### Goal:
Each line below must be set down exactly; omit any image you find.

### Data to use:
◇ ◇ ◇ ◇ ◇ ◇ ◇

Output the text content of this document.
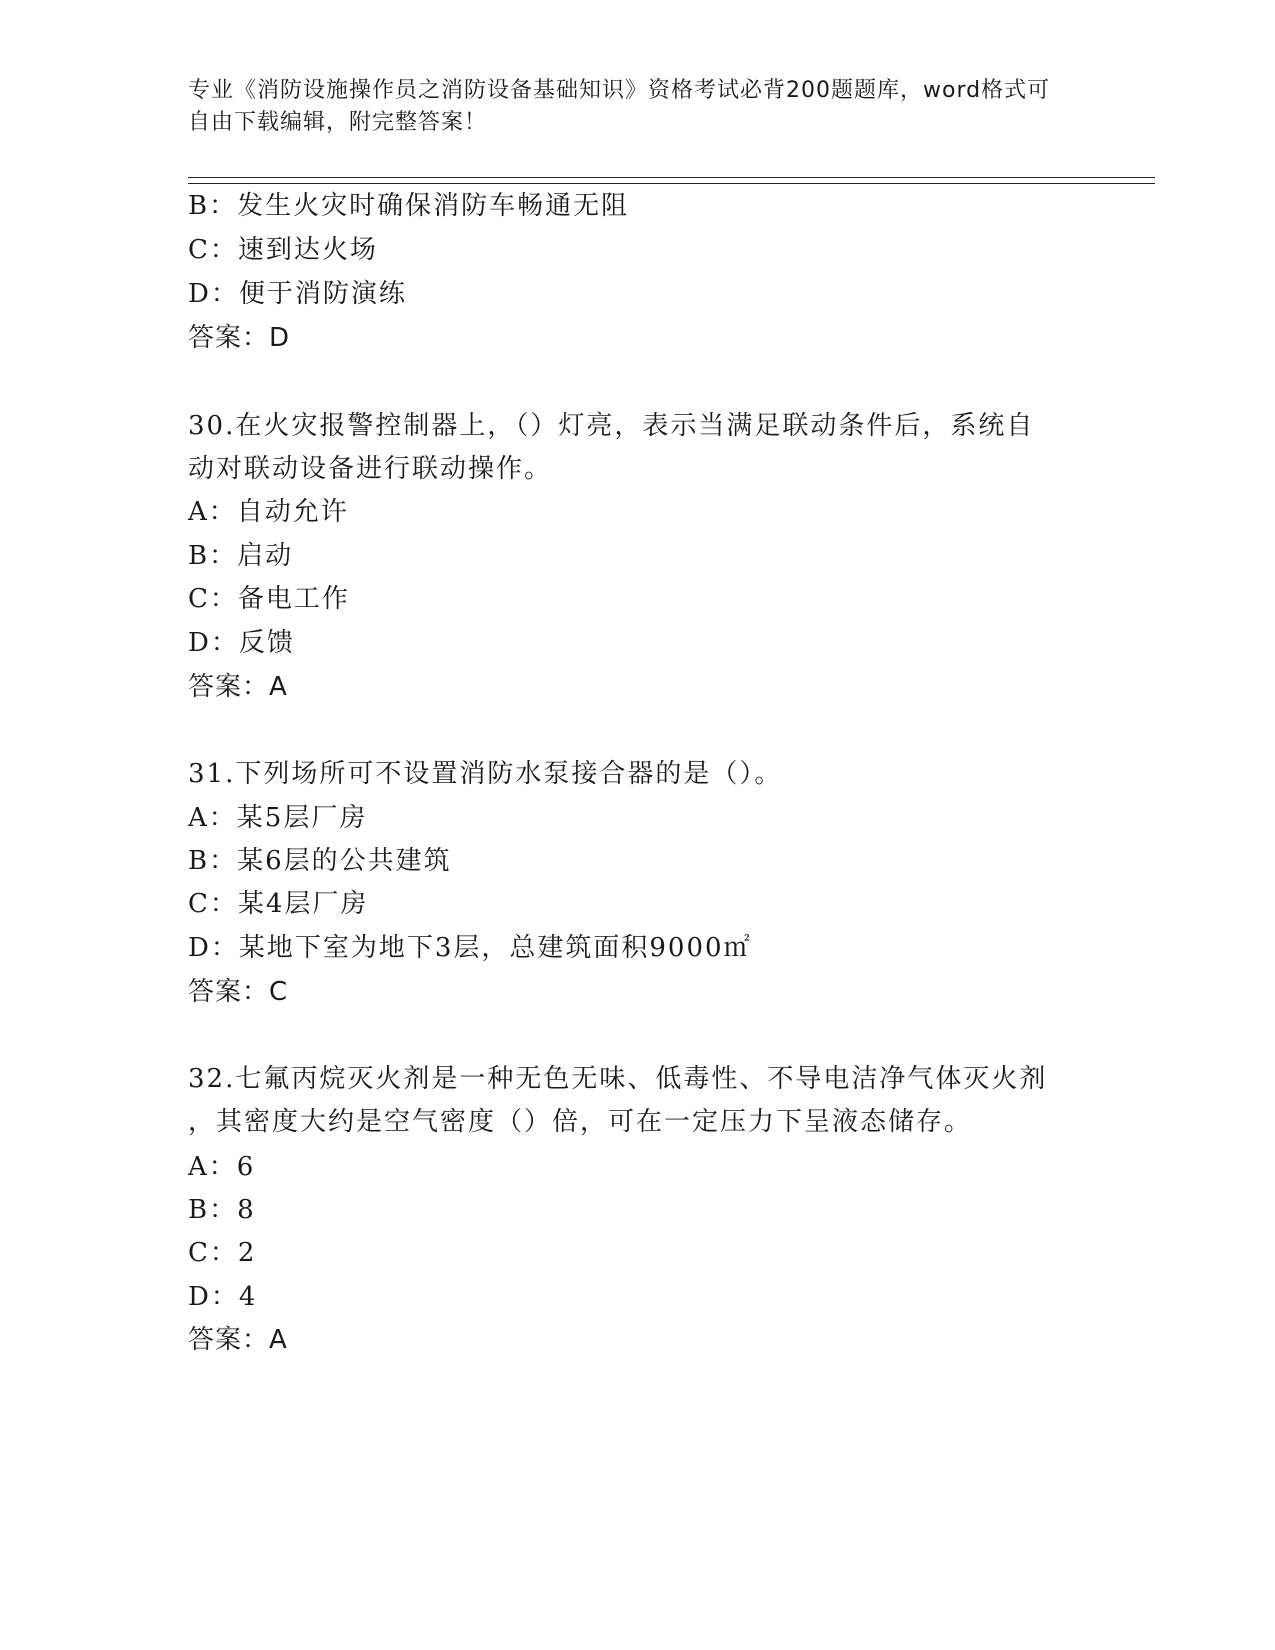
专业《消防设施操作员之消防设备基础知识》资格考试必背200题题库，word格式可自由下载编辑，附完整答案！
B：发生火灾时确保消防车畅通无阻
C：速到达火场
D：便于消防演练
答案：D
30.在火灾报警控制器上，（）灯亮，表示当满足联动条件后，系统自
动对联动设备进行联动操作。
A：自动允许
B：启动
C：备电工作
D：反馈
答案：A
31.下列场所可不设置消防水泵接合器的是（）。
A：某5层厂房
B：某6层的公共建筑
C：某4层厂房
D：某地下室为地下3层，总建筑面积9000㎡
答案：C
32.七氟丙烷灭火剂是一种无色无味、低毒性、不导电洁净气体灭火剂
，其密度大约是空气密度（）倍，可在一定压力下呈液态储存。
A：6
B：8
C：2
D：4
答案：A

◇ ◇ ◇ ◇ ◇ ◇ ◇

### Output of the exercise:
Output the text content of this document.
专业《消防设施操作员之消防设备基础知识》资格考试必背200题题库，word格式可自由下载编辑，附完整答案！
B：发生火灾时确保消防车畅通无阻
C：速到达火场
D：便于消防演练
答案：D
30.在火灾报警控制器上，（）灯亮，表示当满足联动条件后，系统自
动对联动设备进行联动操作。
A：自动允许
B：启动
C：备电工作
D：反馈
答案：A
31.下列场所可不设置消防水泵接合器的是（）。
A：某5层厂房
B：某6层的公共建筑
C：某4层厂房
D：某地下室为地下3层，总建筑面积9000㎡
答案：C
32.七氟丙烷灭火剂是一种无色无味、低毒性、不导电洁净气体灭火剂
，其密度大约是空气密度（）倍，可在一定压力下呈液态储存。
A：6
B：8
C：2
D：4
答案：A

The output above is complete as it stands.